Your task — Say how many lines hold the string "content", and nothing more.

Dataset records
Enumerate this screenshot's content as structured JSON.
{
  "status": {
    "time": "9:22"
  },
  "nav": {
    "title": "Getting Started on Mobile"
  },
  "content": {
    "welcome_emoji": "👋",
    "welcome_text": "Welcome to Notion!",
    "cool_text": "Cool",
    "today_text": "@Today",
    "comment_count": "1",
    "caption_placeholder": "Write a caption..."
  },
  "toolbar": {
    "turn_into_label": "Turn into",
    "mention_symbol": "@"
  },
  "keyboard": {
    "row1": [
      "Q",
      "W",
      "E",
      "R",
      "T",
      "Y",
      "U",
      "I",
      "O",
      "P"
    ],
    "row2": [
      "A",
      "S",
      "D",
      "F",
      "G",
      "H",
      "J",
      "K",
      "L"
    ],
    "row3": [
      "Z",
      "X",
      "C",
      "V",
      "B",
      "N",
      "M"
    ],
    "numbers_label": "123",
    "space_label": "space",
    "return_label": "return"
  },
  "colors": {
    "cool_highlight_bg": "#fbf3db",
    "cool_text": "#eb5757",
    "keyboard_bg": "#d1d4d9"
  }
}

Exercise response — 2